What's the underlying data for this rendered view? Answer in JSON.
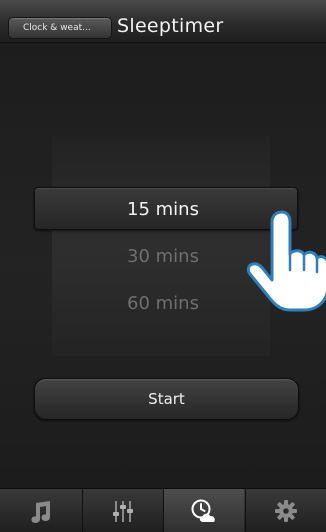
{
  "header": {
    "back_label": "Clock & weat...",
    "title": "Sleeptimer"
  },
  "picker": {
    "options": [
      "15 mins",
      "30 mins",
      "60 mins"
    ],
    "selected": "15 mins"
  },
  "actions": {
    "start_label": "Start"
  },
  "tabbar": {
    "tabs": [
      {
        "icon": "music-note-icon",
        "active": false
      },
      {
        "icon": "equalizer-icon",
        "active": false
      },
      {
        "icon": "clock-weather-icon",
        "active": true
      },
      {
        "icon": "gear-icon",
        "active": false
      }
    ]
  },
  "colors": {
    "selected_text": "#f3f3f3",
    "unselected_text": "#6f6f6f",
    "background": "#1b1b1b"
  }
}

# # #

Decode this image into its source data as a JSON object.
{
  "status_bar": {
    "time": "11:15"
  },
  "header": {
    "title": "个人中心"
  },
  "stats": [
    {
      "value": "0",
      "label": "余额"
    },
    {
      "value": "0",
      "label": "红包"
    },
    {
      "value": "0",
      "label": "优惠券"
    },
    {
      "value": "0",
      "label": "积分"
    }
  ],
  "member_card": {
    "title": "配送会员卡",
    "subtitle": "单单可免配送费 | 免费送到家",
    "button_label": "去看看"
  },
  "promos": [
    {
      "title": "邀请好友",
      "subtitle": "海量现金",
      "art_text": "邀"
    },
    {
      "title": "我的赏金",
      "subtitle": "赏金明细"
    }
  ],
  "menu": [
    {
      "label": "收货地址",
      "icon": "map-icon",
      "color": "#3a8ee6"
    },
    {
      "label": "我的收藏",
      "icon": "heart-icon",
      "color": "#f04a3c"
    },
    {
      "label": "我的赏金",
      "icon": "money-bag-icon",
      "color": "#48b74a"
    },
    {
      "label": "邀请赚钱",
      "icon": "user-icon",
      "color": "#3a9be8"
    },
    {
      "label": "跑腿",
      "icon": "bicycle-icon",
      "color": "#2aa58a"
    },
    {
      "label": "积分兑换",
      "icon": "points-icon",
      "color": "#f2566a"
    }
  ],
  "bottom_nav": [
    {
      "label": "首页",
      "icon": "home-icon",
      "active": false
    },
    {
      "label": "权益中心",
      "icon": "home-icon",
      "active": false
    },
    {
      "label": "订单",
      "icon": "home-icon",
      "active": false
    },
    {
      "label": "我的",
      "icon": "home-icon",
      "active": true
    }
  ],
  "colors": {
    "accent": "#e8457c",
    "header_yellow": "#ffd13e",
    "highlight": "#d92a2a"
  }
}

# # #

▸ **Problem details**
Above are entries; state the number of lines among them that contain "data", and nothing else.

▸ **Solution to this task**
2